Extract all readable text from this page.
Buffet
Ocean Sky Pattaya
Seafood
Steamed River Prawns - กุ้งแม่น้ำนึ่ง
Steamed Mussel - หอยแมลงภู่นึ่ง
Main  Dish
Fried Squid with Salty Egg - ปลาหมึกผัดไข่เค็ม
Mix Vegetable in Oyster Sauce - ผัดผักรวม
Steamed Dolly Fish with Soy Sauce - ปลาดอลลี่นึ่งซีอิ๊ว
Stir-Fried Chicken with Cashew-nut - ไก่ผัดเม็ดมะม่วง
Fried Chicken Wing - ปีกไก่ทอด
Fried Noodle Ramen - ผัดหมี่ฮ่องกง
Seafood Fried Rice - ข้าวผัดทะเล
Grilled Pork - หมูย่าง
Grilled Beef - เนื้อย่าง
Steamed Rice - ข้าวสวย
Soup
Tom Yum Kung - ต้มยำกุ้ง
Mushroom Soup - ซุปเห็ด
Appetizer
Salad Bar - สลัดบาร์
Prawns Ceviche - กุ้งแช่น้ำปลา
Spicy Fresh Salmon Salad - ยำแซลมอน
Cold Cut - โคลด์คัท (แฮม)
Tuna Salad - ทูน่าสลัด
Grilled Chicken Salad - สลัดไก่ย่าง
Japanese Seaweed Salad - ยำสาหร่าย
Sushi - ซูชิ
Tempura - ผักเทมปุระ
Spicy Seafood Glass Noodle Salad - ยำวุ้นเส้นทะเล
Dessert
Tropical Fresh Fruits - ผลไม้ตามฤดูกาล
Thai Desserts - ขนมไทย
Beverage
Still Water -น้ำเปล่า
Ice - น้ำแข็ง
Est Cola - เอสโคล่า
######
» EXERCISE DESCRIPTION
The word "Seafood" may appear on some lines. Report how many lines hold it, giving the number alone.

» RESULT OF THIS EXERCISE
3